## Aim of the task
Copy each line that has the string "screenshot" somewhere in it.

## Records provided
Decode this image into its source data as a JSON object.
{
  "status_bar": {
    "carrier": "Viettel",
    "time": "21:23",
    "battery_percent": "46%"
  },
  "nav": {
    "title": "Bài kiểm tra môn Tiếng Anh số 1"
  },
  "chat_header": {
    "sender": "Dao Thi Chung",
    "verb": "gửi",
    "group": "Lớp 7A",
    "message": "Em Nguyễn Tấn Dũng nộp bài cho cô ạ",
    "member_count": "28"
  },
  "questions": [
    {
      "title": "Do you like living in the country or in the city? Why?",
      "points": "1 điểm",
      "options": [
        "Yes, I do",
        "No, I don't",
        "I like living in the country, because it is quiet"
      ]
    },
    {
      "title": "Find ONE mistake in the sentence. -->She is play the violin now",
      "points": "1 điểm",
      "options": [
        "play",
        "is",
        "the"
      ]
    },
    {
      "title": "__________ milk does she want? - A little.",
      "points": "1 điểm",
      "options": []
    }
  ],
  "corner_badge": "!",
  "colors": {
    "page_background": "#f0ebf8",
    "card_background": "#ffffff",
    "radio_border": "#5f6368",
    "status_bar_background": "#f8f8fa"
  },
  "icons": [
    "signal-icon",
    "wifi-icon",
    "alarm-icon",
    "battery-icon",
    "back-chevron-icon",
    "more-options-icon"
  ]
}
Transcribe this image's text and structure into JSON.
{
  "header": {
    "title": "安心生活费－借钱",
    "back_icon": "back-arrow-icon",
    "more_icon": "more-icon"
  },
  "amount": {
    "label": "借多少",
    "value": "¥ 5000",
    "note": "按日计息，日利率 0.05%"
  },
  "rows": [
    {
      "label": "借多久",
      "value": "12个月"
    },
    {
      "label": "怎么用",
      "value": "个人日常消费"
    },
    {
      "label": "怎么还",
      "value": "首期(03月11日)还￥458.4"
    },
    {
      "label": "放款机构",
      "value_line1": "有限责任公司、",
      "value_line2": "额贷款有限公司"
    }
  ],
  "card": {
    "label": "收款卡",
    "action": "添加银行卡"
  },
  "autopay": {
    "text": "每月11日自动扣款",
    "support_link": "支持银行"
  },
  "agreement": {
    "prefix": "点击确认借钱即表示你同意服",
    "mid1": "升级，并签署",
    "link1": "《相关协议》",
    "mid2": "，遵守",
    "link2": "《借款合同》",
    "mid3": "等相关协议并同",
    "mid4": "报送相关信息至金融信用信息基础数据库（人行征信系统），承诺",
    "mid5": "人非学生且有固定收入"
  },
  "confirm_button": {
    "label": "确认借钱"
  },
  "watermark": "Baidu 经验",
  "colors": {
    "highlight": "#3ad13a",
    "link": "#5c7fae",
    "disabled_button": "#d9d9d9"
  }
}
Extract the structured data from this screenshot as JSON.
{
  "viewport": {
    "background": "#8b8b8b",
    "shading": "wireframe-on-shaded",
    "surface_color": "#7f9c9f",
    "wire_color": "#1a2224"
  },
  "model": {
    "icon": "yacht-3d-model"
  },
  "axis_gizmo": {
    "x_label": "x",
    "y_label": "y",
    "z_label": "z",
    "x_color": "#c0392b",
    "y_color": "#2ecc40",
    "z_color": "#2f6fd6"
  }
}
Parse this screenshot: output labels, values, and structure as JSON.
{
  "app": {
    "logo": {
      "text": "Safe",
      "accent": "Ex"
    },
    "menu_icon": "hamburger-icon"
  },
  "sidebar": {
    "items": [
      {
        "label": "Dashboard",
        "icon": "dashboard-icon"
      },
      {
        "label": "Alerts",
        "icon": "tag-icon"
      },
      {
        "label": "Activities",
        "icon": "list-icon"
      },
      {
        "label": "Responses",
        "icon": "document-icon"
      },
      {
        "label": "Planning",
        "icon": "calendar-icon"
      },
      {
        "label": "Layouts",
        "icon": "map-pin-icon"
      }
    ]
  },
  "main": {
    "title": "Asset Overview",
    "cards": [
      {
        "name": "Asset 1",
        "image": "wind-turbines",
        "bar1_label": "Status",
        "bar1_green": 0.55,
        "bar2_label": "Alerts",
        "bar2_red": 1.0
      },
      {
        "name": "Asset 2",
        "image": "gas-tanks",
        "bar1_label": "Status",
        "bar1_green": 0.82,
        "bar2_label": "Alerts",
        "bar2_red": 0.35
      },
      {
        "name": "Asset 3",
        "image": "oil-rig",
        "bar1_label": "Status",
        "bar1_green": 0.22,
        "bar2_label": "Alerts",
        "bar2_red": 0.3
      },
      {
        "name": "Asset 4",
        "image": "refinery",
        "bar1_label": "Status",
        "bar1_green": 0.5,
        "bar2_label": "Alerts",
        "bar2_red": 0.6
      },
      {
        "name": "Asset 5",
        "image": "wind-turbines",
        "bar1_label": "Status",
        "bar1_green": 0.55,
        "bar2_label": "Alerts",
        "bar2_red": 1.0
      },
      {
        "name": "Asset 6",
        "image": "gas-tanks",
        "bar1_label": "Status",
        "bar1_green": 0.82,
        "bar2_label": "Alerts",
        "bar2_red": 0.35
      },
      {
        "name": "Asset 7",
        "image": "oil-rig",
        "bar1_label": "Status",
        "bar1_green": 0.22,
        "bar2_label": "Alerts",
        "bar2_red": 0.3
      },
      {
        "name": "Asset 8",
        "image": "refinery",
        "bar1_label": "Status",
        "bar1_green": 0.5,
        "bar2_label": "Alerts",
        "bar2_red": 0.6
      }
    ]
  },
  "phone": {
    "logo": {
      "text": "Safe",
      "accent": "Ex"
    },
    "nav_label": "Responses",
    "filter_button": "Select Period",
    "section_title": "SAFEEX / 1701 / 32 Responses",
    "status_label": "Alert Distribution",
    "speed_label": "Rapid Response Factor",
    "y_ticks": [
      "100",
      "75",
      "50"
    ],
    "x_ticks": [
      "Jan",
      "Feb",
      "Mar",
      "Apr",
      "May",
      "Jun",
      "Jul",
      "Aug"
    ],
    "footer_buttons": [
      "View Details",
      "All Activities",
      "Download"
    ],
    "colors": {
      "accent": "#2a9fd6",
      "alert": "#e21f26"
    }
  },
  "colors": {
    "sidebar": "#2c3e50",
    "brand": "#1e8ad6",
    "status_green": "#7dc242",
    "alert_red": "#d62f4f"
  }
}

## Solution
Extract the structured data from this screenshot as JSON.
Parse this screenshot: output labels, values, and structure as JSON.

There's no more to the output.